• Some records
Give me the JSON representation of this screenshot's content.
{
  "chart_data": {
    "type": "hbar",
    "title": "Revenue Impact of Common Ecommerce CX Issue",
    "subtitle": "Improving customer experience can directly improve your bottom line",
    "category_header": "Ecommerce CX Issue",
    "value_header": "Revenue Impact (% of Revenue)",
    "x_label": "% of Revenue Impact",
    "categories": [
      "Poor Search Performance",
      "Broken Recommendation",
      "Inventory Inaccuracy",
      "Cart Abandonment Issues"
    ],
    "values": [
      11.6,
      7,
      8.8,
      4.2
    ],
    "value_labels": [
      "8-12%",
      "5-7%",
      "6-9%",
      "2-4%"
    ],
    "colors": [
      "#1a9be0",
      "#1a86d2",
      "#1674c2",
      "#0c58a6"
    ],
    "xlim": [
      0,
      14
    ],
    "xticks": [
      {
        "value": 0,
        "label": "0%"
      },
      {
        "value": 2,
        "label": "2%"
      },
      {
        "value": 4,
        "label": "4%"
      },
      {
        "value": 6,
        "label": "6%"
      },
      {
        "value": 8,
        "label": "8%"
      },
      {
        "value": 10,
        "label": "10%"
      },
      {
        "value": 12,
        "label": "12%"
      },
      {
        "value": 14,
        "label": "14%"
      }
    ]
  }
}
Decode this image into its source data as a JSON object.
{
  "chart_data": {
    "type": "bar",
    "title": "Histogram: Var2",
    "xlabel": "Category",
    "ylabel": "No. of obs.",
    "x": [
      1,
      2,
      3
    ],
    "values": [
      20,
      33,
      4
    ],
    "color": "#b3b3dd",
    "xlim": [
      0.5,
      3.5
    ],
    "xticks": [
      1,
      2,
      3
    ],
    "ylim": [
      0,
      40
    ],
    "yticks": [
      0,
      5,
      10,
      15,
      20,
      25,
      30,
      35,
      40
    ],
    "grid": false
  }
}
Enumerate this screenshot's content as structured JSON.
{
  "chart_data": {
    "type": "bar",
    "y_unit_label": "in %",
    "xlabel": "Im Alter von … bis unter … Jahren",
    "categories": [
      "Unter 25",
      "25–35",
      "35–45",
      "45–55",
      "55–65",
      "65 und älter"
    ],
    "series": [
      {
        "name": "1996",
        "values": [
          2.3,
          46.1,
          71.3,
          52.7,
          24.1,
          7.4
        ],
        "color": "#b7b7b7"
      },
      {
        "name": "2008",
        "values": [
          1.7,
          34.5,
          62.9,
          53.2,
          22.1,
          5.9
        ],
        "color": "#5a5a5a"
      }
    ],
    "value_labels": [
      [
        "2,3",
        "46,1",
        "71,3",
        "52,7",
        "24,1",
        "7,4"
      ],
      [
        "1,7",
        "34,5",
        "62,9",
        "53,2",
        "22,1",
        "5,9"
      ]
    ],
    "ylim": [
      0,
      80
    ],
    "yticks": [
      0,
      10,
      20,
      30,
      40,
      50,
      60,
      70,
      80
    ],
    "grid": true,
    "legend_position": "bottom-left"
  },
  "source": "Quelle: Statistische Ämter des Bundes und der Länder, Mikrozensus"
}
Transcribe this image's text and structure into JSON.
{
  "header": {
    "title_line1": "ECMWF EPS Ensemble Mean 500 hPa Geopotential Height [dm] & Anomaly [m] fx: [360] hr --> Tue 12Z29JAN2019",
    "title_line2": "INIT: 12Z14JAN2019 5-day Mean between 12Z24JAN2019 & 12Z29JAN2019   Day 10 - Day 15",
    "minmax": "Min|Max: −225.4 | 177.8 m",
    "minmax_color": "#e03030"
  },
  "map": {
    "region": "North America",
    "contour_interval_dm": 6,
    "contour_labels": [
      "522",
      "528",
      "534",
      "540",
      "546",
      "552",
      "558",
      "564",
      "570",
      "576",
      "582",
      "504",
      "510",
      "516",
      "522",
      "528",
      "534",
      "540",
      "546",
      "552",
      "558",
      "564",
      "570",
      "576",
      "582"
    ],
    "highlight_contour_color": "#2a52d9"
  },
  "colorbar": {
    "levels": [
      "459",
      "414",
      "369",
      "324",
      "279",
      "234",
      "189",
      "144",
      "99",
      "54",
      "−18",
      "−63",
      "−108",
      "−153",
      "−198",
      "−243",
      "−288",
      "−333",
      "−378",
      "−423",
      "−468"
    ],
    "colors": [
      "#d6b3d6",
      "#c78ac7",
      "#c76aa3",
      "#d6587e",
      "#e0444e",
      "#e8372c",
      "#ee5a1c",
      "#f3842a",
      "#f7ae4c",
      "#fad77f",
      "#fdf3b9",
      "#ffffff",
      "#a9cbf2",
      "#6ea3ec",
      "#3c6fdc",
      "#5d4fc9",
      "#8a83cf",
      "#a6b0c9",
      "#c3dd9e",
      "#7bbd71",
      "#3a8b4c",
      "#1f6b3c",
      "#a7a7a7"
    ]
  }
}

• PROBLEM STATEMENT
Give a word-for-word copy of the records.

• REPLY TO THE EXERCISE
Give me the JSON representation of this screenshot's content.
{
  "chart_data": {
    "type": "hbar",
    "title": "Revenue Impact of Common Ecommerce CX Issue",
    "subtitle": "Improving customer experience can directly improve your bottom line",
    "category_header": "Ecommerce CX Issue",
    "value_header": "Revenue Impact (% of Revenue)",
    "x_label": "% of Revenue Impact",
    "categories": [
      "Poor Search Performance",
      "Broken Recommendation",
      "Inventory Inaccuracy",
      "Cart Abandonment Issues"
    ],
    "values": [
      11.6,
      7,
      8.8,
      4.2
    ],
    "value_labels": [
      "8-12%",
      "5-7%",
      "6-9%",
      "2-4%"
    ],
    "colors": [
      "#1a9be0",
      "#1a86d2",
      "#1674c2",
      "#0c58a6"
    ],
    "xlim": [
      0,
      14
    ],
    "xticks": [
      {
        "value": 0,
        "label": "0%"
      },
      {
        "value": 2,
        "label": "2%"
      },
      {
        "value": 4,
        "label": "4%"
      },
      {
        "value": 6,
        "label": "6%"
      },
      {
        "value": 8,
        "label": "8%"
      },
      {
        "value": 10,
        "label": "10%"
      },
      {
        "value": 12,
        "label": "12%"
      },
      {
        "value": 14,
        "label": "14%"
      }
    ]
  }
}
Decode this image into its source data as a JSON object.
{
  "chart_data": {
    "type": "bar",
    "title": "Histogram: Var2",
    "xlabel": "Category",
    "ylabel": "No. of obs.",
    "x": [
      1,
      2,
      3
    ],
    "values": [
      20,
      33,
      4
    ],
    "color": "#b3b3dd",
    "xlim": [
      0.5,
      3.5
    ],
    "xticks": [
      1,
      2,
      3
    ],
    "ylim": [
      0,
      40
    ],
    "yticks": [
      0,
      5,
      10,
      15,
      20,
      25,
      30,
      35,
      40
    ],
    "grid": false
  }
}
Enumerate this screenshot's content as structured JSON.
{
  "chart_data": {
    "type": "bar",
    "y_unit_label": "in %",
    "xlabel": "Im Alter von … bis unter … Jahren",
    "categories": [
      "Unter 25",
      "25–35",
      "35–45",
      "45–55",
      "55–65",
      "65 und älter"
    ],
    "series": [
      {
        "name": "1996",
        "values": [
          2.3,
          46.1,
          71.3,
          52.7,
          24.1,
          7.4
        ],
        "color": "#b7b7b7"
      },
      {
        "name": "2008",
        "values": [
          1.7,
          34.5,
          62.9,
          53.2,
          22.1,
          5.9
        ],
        "color": "#5a5a5a"
      }
    ],
    "value_labels": [
      [
        "2,3",
        "46,1",
        "71,3",
        "52,7",
        "24,1",
        "7,4"
      ],
      [
        "1,7",
        "34,5",
        "62,9",
        "53,2",
        "22,1",
        "5,9"
      ]
    ],
    "ylim": [
      0,
      80
    ],
    "yticks": [
      0,
      10,
      20,
      30,
      40,
      50,
      60,
      70,
      80
    ],
    "grid": true,
    "legend_position": "bottom-left"
  },
  "source": "Quelle: Statistische Ämter des Bundes und der Länder, Mikrozensus"
}
Transcribe this image's text and structure into JSON.
{
  "header": {
    "title_line1": "ECMWF EPS Ensemble Mean 500 hPa Geopotential Height [dm] & Anomaly [m] fx: [360] hr --> Tue 12Z29JAN2019",
    "title_line2": "INIT: 12Z14JAN2019 5-day Mean between 12Z24JAN2019 & 12Z29JAN2019   Day 10 - Day 15",
    "minmax": "Min|Max: −225.4 | 177.8 m",
    "minmax_color": "#e03030"
  },
  "map": {
    "region": "North America",
    "contour_interval_dm": 6,
    "contour_labels": [
      "522",
      "528",
      "534",
      "540",
      "546",
      "552",
      "558",
      "564",
      "570",
      "576",
      "582",
      "504",
      "510",
      "516",
      "522",
      "528",
      "534",
      "540",
      "546",
      "552",
      "558",
      "564",
      "570",
      "576",
      "582"
    ],
    "highlight_contour_color": "#2a52d9"
  },
  "colorbar": {
    "levels": [
      "459",
      "414",
      "369",
      "324",
      "279",
      "234",
      "189",
      "144",
      "99",
      "54",
      "−18",
      "−63",
      "−108",
      "−153",
      "−198",
      "−243",
      "−288",
      "−333",
      "−378",
      "−423",
      "−468"
    ],
    "colors": [
      "#d6b3d6",
      "#c78ac7",
      "#c76aa3",
      "#d6587e",
      "#e0444e",
      "#e8372c",
      "#ee5a1c",
      "#f3842a",
      "#f7ae4c",
      "#fad77f",
      "#fdf3b9",
      "#ffffff",
      "#a9cbf2",
      "#6ea3ec",
      "#3c6fdc",
      "#5d4fc9",
      "#8a83cf",
      "#a6b0c9",
      "#c3dd9e",
      "#7bbd71",
      "#3a8b4c",
      "#1f6b3c",
      "#a7a7a7"
    ]
  }
}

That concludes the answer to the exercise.